Each record below should be output verbatim, without pictures.
======== DATA FOR THIS EXERCISE ========
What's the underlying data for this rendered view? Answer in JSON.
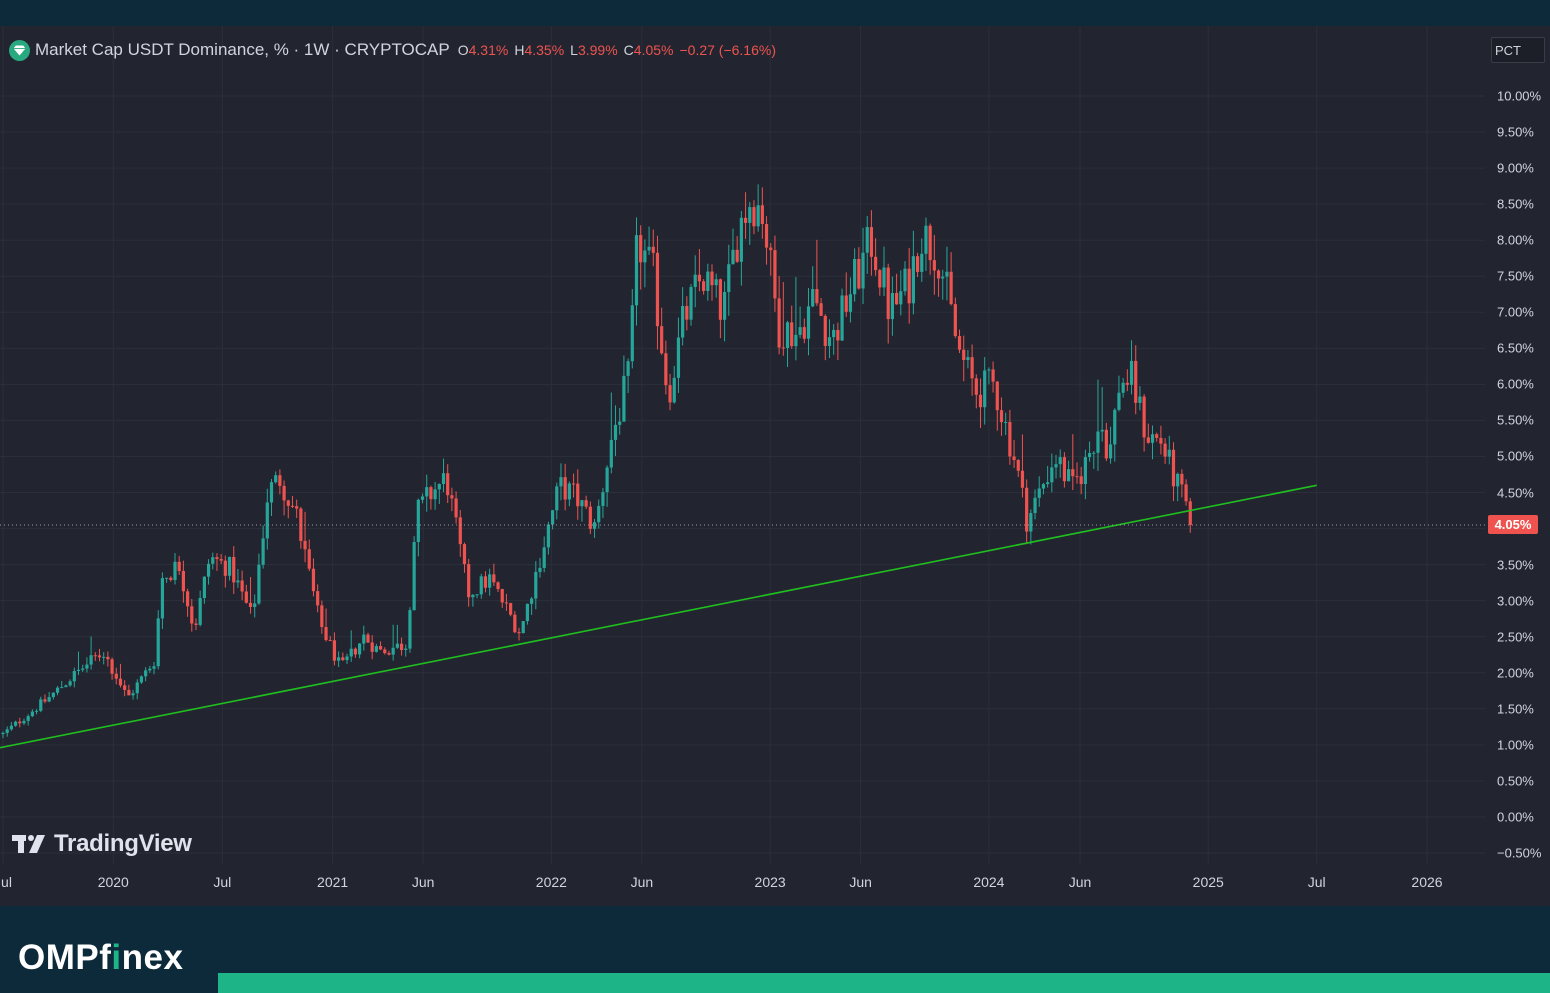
{
  "header": {
    "title": "Market Cap USDT Dominance, % · 1W · CRYPTOCAP",
    "ohlc": {
      "open_label": "O",
      "open_value": "4.31%",
      "high_label": "H",
      "high_value": "4.35%",
      "low_label": "L",
      "low_value": "3.99%",
      "close_label": "C",
      "close_value": "4.05%",
      "change": "−0.27 (−6.16%)"
    },
    "scale_button": "PCT"
  },
  "watermark": "TradingView",
  "brand": {
    "before": "OMPf",
    "dot_letter": "i",
    "after": "nex"
  },
  "colors": {
    "background": "#22252f",
    "up": "#26a69a",
    "down": "#ef5350",
    "trendline": "#1fbf1f",
    "brand_accent": "#1db587"
  },
  "chart_data": {
    "type": "candlestick",
    "title": "Market Cap USDT Dominance, % · 1W · CRYPTOCAP",
    "interval": "1W",
    "ylim": [
      -0.5,
      10.0
    ],
    "y_ticks": [
      "10.00%",
      "9.50%",
      "9.00%",
      "8.50%",
      "8.00%",
      "7.50%",
      "7.00%",
      "6.50%",
      "6.00%",
      "5.50%",
      "5.00%",
      "4.50%",
      "4.00%",
      "3.50%",
      "3.00%",
      "2.50%",
      "2.00%",
      "1.50%",
      "1.00%",
      "0.50%",
      "0.00%",
      "−0.50%"
    ],
    "x_ticks": [
      "Jul",
      "2020",
      "Jul",
      "2021",
      "Jun",
      "2022",
      "Jun",
      "2023",
      "Jun",
      "2024",
      "Jun",
      "2025",
      "Jul",
      "2026"
    ],
    "x_tick_dates": [
      "2019-07-01",
      "2020-01-01",
      "2020-07-01",
      "2021-01-01",
      "2021-06-01",
      "2022-01-01",
      "2022-06-01",
      "2023-01-01",
      "2023-06-01",
      "2024-01-01",
      "2024-06-01",
      "2025-01-01",
      "2025-07-01",
      "2026-01-01"
    ],
    "last_price": 4.05,
    "last_price_label": "4.05%",
    "grid": true,
    "anchors": [
      [
        "2019-07-01",
        1.15
      ],
      [
        "2019-09-15",
        1.65
      ],
      [
        "2019-11-01",
        2.0
      ],
      [
        "2019-12-15",
        2.3
      ],
      [
        "2020-01-25",
        1.65
      ],
      [
        "2020-03-12",
        2.2
      ],
      [
        "2020-03-20",
        3.3
      ],
      [
        "2020-04-20",
        3.5
      ],
      [
        "2020-05-15",
        2.6
      ],
      [
        "2020-06-10",
        3.6
      ],
      [
        "2020-07-15",
        3.45
      ],
      [
        "2020-08-20",
        2.75
      ],
      [
        "2020-09-15",
        4.5
      ],
      [
        "2020-10-05",
        4.7
      ],
      [
        "2020-11-01",
        4.2
      ],
      [
        "2020-12-10",
        2.7
      ],
      [
        "2021-01-15",
        2.05
      ],
      [
        "2021-02-22",
        2.5
      ],
      [
        "2021-03-20",
        2.3
      ],
      [
        "2021-05-05",
        2.4
      ],
      [
        "2021-05-20",
        4.2
      ],
      [
        "2021-06-15",
        4.5
      ],
      [
        "2021-07-10",
        4.7
      ],
      [
        "2021-08-15",
        3.1
      ],
      [
        "2021-09-20",
        3.3
      ],
      [
        "2021-11-10",
        2.55
      ],
      [
        "2021-12-10",
        3.5
      ],
      [
        "2022-01-15",
        4.6
      ],
      [
        "2022-02-10",
        4.45
      ],
      [
        "2022-03-15",
        4.0
      ],
      [
        "2022-04-10",
        5.2
      ],
      [
        "2022-05-10",
        6.1
      ],
      [
        "2022-05-25",
        8.0
      ],
      [
        "2022-06-20",
        7.5
      ],
      [
        "2022-07-15",
        5.85
      ],
      [
        "2022-08-10",
        6.9
      ],
      [
        "2022-09-10",
        7.5
      ],
      [
        "2022-10-15",
        7.0
      ],
      [
        "2022-11-10",
        8.2
      ],
      [
        "2022-12-01",
        8.6
      ],
      [
        "2022-12-20",
        8.4
      ],
      [
        "2023-01-15",
        6.8
      ],
      [
        "2023-02-15",
        6.7
      ],
      [
        "2023-03-15",
        7.2
      ],
      [
        "2023-04-15",
        6.6
      ],
      [
        "2023-05-15",
        7.3
      ],
      [
        "2023-06-20",
        8.0
      ],
      [
        "2023-07-20",
        7.0
      ],
      [
        "2023-08-20",
        7.4
      ],
      [
        "2023-09-10",
        8.1
      ],
      [
        "2023-10-10",
        7.8
      ],
      [
        "2023-11-10",
        6.5
      ],
      [
        "2023-12-10",
        5.9
      ],
      [
        "2024-01-10",
        6.0
      ],
      [
        "2024-02-15",
        4.9
      ],
      [
        "2024-03-05",
        4.1
      ],
      [
        "2024-03-20",
        4.4
      ],
      [
        "2024-04-20",
        5.0
      ],
      [
        "2024-05-20",
        4.55
      ],
      [
        "2024-06-10",
        4.9
      ],
      [
        "2024-07-05",
        5.5
      ],
      [
        "2024-07-20",
        5.0
      ],
      [
        "2024-08-05",
        6.0
      ],
      [
        "2024-08-25",
        6.1
      ],
      [
        "2024-09-20",
        5.3
      ],
      [
        "2024-10-15",
        5.2
      ],
      [
        "2024-11-05",
        4.7
      ],
      [
        "2024-11-25",
        4.31
      ],
      [
        "2024-12-05",
        4.05
      ]
    ],
    "trendline": {
      "points": [
        [
          "2019-06-20",
          0.95
        ],
        [
          "2025-07-01",
          4.6
        ]
      ]
    }
  }
}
========
§ CORRECT RESULT
What's the underlying data for this rendered view? Answer in JSON.
{
  "header": {
    "title": "Market Cap USDT Dominance, % · 1W · CRYPTOCAP",
    "ohlc": {
      "open_label": "O",
      "open_value": "4.31%",
      "high_label": "H",
      "high_value": "4.35%",
      "low_label": "L",
      "low_value": "3.99%",
      "close_label": "C",
      "close_value": "4.05%",
      "change": "−0.27 (−6.16%)"
    },
    "scale_button": "PCT"
  },
  "watermark": "TradingView",
  "brand": {
    "before": "OMPf",
    "dot_letter": "i",
    "after": "nex"
  },
  "colors": {
    "background": "#22252f",
    "up": "#26a69a",
    "down": "#ef5350",
    "trendline": "#1fbf1f",
    "brand_accent": "#1db587"
  },
  "chart_data": {
    "type": "candlestick",
    "title": "Market Cap USDT Dominance, % · 1W · CRYPTOCAP",
    "interval": "1W",
    "ylim": [
      -0.5,
      10.0
    ],
    "y_ticks": [
      "10.00%",
      "9.50%",
      "9.00%",
      "8.50%",
      "8.00%",
      "7.50%",
      "7.00%",
      "6.50%",
      "6.00%",
      "5.50%",
      "5.00%",
      "4.50%",
      "4.00%",
      "3.50%",
      "3.00%",
      "2.50%",
      "2.00%",
      "1.50%",
      "1.00%",
      "0.50%",
      "0.00%",
      "−0.50%"
    ],
    "x_ticks": [
      "Jul",
      "2020",
      "Jul",
      "2021",
      "Jun",
      "2022",
      "Jun",
      "2023",
      "Jun",
      "2024",
      "Jun",
      "2025",
      "Jul",
      "2026"
    ],
    "x_tick_dates": [
      "2019-07-01",
      "2020-01-01",
      "2020-07-01",
      "2021-01-01",
      "2021-06-01",
      "2022-01-01",
      "2022-06-01",
      "2023-01-01",
      "2023-06-01",
      "2024-01-01",
      "2024-06-01",
      "2025-01-01",
      "2025-07-01",
      "2026-01-01"
    ],
    "last_price": 4.05,
    "last_price_label": "4.05%",
    "grid": true,
    "anchors": [
      [
        "2019-07-01",
        1.15
      ],
      [
        "2019-09-15",
        1.65
      ],
      [
        "2019-11-01",
        2.0
      ],
      [
        "2019-12-15",
        2.3
      ],
      [
        "2020-01-25",
        1.65
      ],
      [
        "2020-03-12",
        2.2
      ],
      [
        "2020-03-20",
        3.3
      ],
      [
        "2020-04-20",
        3.5
      ],
      [
        "2020-05-15",
        2.6
      ],
      [
        "2020-06-10",
        3.6
      ],
      [
        "2020-07-15",
        3.45
      ],
      [
        "2020-08-20",
        2.75
      ],
      [
        "2020-09-15",
        4.5
      ],
      [
        "2020-10-05",
        4.7
      ],
      [
        "2020-11-01",
        4.2
      ],
      [
        "2020-12-10",
        2.7
      ],
      [
        "2021-01-15",
        2.05
      ],
      [
        "2021-02-22",
        2.5
      ],
      [
        "2021-03-20",
        2.3
      ],
      [
        "2021-05-05",
        2.4
      ],
      [
        "2021-05-20",
        4.2
      ],
      [
        "2021-06-15",
        4.5
      ],
      [
        "2021-07-10",
        4.7
      ],
      [
        "2021-08-15",
        3.1
      ],
      [
        "2021-09-20",
        3.3
      ],
      [
        "2021-11-10",
        2.55
      ],
      [
        "2021-12-10",
        3.5
      ],
      [
        "2022-01-15",
        4.6
      ],
      [
        "2022-02-10",
        4.45
      ],
      [
        "2022-03-15",
        4.0
      ],
      [
        "2022-04-10",
        5.2
      ],
      [
        "2022-05-10",
        6.1
      ],
      [
        "2022-05-25",
        8.0
      ],
      [
        "2022-06-20",
        7.5
      ],
      [
        "2022-07-15",
        5.85
      ],
      [
        "2022-08-10",
        6.9
      ],
      [
        "2022-09-10",
        7.5
      ],
      [
        "2022-10-15",
        7.0
      ],
      [
        "2022-11-10",
        8.2
      ],
      [
        "2022-12-01",
        8.6
      ],
      [
        "2022-12-20",
        8.4
      ],
      [
        "2023-01-15",
        6.8
      ],
      [
        "2023-02-15",
        6.7
      ],
      [
        "2023-03-15",
        7.2
      ],
      [
        "2023-04-15",
        6.6
      ],
      [
        "2023-05-15",
        7.3
      ],
      [
        "2023-06-20",
        8.0
      ],
      [
        "2023-07-20",
        7.0
      ],
      [
        "2023-08-20",
        7.4
      ],
      [
        "2023-09-10",
        8.1
      ],
      [
        "2023-10-10",
        7.8
      ],
      [
        "2023-11-10",
        6.5
      ],
      [
        "2023-12-10",
        5.9
      ],
      [
        "2024-01-10",
        6.0
      ],
      [
        "2024-02-15",
        4.9
      ],
      [
        "2024-03-05",
        4.1
      ],
      [
        "2024-03-20",
        4.4
      ],
      [
        "2024-04-20",
        5.0
      ],
      [
        "2024-05-20",
        4.55
      ],
      [
        "2024-06-10",
        4.9
      ],
      [
        "2024-07-05",
        5.5
      ],
      [
        "2024-07-20",
        5.0
      ],
      [
        "2024-08-05",
        6.0
      ],
      [
        "2024-08-25",
        6.1
      ],
      [
        "2024-09-20",
        5.3
      ],
      [
        "2024-10-15",
        5.2
      ],
      [
        "2024-11-05",
        4.7
      ],
      [
        "2024-11-25",
        4.31
      ],
      [
        "2024-12-05",
        4.05
      ]
    ],
    "trendline": {
      "points": [
        [
          "2019-06-20",
          0.95
        ],
        [
          "2025-07-01",
          4.6
        ]
      ]
    }
  }
}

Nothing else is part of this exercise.